## WRITTEN PROBLEM
Your task is to transcribe the data in full.

___ MATERIALS PROVIDED

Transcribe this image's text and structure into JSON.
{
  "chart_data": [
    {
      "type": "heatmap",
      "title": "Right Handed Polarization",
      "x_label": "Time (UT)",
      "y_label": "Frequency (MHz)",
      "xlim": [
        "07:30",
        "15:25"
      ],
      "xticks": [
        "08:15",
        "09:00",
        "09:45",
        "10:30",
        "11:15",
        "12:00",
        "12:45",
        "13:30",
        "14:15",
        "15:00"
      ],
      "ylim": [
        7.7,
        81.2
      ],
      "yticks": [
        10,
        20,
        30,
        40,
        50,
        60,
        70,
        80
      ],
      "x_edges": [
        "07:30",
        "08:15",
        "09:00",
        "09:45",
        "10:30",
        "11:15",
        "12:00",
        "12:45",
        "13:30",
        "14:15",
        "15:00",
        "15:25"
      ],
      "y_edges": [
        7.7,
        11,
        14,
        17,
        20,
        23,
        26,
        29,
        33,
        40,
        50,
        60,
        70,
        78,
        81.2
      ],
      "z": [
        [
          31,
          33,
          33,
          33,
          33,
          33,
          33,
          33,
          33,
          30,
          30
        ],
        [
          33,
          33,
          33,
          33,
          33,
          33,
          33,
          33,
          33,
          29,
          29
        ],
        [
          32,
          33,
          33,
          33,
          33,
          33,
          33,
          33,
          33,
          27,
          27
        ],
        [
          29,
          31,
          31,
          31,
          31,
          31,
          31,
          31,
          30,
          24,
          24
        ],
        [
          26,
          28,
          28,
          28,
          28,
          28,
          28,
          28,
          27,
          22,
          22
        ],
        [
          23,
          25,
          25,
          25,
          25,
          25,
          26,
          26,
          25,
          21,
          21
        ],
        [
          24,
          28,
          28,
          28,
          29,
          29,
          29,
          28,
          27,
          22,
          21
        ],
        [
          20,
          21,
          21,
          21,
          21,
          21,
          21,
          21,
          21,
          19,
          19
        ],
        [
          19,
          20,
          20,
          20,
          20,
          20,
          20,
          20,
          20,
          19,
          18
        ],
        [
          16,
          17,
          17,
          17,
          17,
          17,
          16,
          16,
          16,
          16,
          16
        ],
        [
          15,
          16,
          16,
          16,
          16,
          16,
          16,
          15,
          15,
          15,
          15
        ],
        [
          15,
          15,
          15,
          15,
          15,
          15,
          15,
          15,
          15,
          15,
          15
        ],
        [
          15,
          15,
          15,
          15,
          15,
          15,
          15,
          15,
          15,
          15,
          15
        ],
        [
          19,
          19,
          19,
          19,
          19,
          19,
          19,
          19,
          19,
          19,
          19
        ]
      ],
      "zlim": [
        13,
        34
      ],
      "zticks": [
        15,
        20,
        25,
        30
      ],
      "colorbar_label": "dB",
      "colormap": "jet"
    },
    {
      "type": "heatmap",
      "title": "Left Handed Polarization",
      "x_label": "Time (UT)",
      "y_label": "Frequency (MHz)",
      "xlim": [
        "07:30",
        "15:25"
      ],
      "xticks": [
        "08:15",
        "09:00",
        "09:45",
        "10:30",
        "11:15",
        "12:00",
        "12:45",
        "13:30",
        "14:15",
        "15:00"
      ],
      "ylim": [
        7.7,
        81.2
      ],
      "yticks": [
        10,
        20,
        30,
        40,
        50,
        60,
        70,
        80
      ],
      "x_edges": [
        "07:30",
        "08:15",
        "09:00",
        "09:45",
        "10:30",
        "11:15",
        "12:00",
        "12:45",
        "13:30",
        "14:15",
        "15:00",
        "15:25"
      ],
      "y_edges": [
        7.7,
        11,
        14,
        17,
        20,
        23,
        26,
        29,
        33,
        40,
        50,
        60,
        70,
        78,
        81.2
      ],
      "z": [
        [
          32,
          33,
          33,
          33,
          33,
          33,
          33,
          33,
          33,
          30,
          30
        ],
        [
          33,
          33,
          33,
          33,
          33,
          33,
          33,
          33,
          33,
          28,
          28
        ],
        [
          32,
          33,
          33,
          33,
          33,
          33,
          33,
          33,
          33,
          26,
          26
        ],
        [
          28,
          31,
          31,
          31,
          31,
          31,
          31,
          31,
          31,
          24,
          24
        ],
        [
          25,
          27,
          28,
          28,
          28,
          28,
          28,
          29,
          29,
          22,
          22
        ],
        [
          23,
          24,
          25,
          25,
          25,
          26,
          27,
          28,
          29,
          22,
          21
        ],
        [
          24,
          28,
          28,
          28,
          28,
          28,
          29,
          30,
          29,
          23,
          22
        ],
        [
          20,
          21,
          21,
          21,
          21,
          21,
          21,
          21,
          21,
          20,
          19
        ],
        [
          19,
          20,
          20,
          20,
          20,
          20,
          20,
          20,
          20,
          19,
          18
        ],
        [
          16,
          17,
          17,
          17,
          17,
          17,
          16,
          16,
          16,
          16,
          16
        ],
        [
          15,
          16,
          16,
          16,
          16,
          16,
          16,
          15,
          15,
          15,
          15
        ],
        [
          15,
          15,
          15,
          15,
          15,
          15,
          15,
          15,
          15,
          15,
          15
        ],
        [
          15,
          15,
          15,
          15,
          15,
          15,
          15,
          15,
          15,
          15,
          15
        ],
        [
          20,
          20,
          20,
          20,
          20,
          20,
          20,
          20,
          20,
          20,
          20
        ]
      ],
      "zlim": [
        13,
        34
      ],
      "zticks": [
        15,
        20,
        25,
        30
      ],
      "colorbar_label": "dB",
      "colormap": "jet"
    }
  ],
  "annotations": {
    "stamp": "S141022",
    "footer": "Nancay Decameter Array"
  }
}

______

## ANSWER TO THIS TASK
Transcribe this image's text and structure into JSON.
{
  "chart_data": [
    {
      "type": "heatmap",
      "title": "Right Handed Polarization",
      "x_label": "Time (UT)",
      "y_label": "Frequency (MHz)",
      "xlim": [
        "07:30",
        "15:25"
      ],
      "xticks": [
        "08:15",
        "09:00",
        "09:45",
        "10:30",
        "11:15",
        "12:00",
        "12:45",
        "13:30",
        "14:15",
        "15:00"
      ],
      "ylim": [
        7.7,
        81.2
      ],
      "yticks": [
        10,
        20,
        30,
        40,
        50,
        60,
        70,
        80
      ],
      "x_edges": [
        "07:30",
        "08:15",
        "09:00",
        "09:45",
        "10:30",
        "11:15",
        "12:00",
        "12:45",
        "13:30",
        "14:15",
        "15:00",
        "15:25"
      ],
      "y_edges": [
        7.7,
        11,
        14,
        17,
        20,
        23,
        26,
        29,
        33,
        40,
        50,
        60,
        70,
        78,
        81.2
      ],
      "z": [
        [
          31,
          33,
          33,
          33,
          33,
          33,
          33,
          33,
          33,
          30,
          30
        ],
        [
          33,
          33,
          33,
          33,
          33,
          33,
          33,
          33,
          33,
          29,
          29
        ],
        [
          32,
          33,
          33,
          33,
          33,
          33,
          33,
          33,
          33,
          27,
          27
        ],
        [
          29,
          31,
          31,
          31,
          31,
          31,
          31,
          31,
          30,
          24,
          24
        ],
        [
          26,
          28,
          28,
          28,
          28,
          28,
          28,
          28,
          27,
          22,
          22
        ],
        [
          23,
          25,
          25,
          25,
          25,
          25,
          26,
          26,
          25,
          21,
          21
        ],
        [
          24,
          28,
          28,
          28,
          29,
          29,
          29,
          28,
          27,
          22,
          21
        ],
        [
          20,
          21,
          21,
          21,
          21,
          21,
          21,
          21,
          21,
          19,
          19
        ],
        [
          19,
          20,
          20,
          20,
          20,
          20,
          20,
          20,
          20,
          19,
          18
        ],
        [
          16,
          17,
          17,
          17,
          17,
          17,
          16,
          16,
          16,
          16,
          16
        ],
        [
          15,
          16,
          16,
          16,
          16,
          16,
          16,
          15,
          15,
          15,
          15
        ],
        [
          15,
          15,
          15,
          15,
          15,
          15,
          15,
          15,
          15,
          15,
          15
        ],
        [
          15,
          15,
          15,
          15,
          15,
          15,
          15,
          15,
          15,
          15,
          15
        ],
        [
          19,
          19,
          19,
          19,
          19,
          19,
          19,
          19,
          19,
          19,
          19
        ]
      ],
      "zlim": [
        13,
        34
      ],
      "zticks": [
        15,
        20,
        25,
        30
      ],
      "colorbar_label": "dB",
      "colormap": "jet"
    },
    {
      "type": "heatmap",
      "title": "Left Handed Polarization",
      "x_label": "Time (UT)",
      "y_label": "Frequency (MHz)",
      "xlim": [
        "07:30",
        "15:25"
      ],
      "xticks": [
        "08:15",
        "09:00",
        "09:45",
        "10:30",
        "11:15",
        "12:00",
        "12:45",
        "13:30",
        "14:15",
        "15:00"
      ],
      "ylim": [
        7.7,
        81.2
      ],
      "yticks": [
        10,
        20,
        30,
        40,
        50,
        60,
        70,
        80
      ],
      "x_edges": [
        "07:30",
        "08:15",
        "09:00",
        "09:45",
        "10:30",
        "11:15",
        "12:00",
        "12:45",
        "13:30",
        "14:15",
        "15:00",
        "15:25"
      ],
      "y_edges": [
        7.7,
        11,
        14,
        17,
        20,
        23,
        26,
        29,
        33,
        40,
        50,
        60,
        70,
        78,
        81.2
      ],
      "z": [
        [
          32,
          33,
          33,
          33,
          33,
          33,
          33,
          33,
          33,
          30,
          30
        ],
        [
          33,
          33,
          33,
          33,
          33,
          33,
          33,
          33,
          33,
          28,
          28
        ],
        [
          32,
          33,
          33,
          33,
          33,
          33,
          33,
          33,
          33,
          26,
          26
        ],
        [
          28,
          31,
          31,
          31,
          31,
          31,
          31,
          31,
          31,
          24,
          24
        ],
        [
          25,
          27,
          28,
          28,
          28,
          28,
          28,
          29,
          29,
          22,
          22
        ],
        [
          23,
          24,
          25,
          25,
          25,
          26,
          27,
          28,
          29,
          22,
          21
        ],
        [
          24,
          28,
          28,
          28,
          28,
          28,
          29,
          30,
          29,
          23,
          22
        ],
        [
          20,
          21,
          21,
          21,
          21,
          21,
          21,
          21,
          21,
          20,
          19
        ],
        [
          19,
          20,
          20,
          20,
          20,
          20,
          20,
          20,
          20,
          19,
          18
        ],
        [
          16,
          17,
          17,
          17,
          17,
          17,
          16,
          16,
          16,
          16,
          16
        ],
        [
          15,
          16,
          16,
          16,
          16,
          16,
          16,
          15,
          15,
          15,
          15
        ],
        [
          15,
          15,
          15,
          15,
          15,
          15,
          15,
          15,
          15,
          15,
          15
        ],
        [
          15,
          15,
          15,
          15,
          15,
          15,
          15,
          15,
          15,
          15,
          15
        ],
        [
          20,
          20,
          20,
          20,
          20,
          20,
          20,
          20,
          20,
          20,
          20
        ]
      ],
      "zlim": [
        13,
        34
      ],
      "zticks": [
        15,
        20,
        25,
        30
      ],
      "colorbar_label": "dB",
      "colormap": "jet"
    }
  ],
  "annotations": {
    "stamp": "S141022",
    "footer": "Nancay Decameter Array"
  }
}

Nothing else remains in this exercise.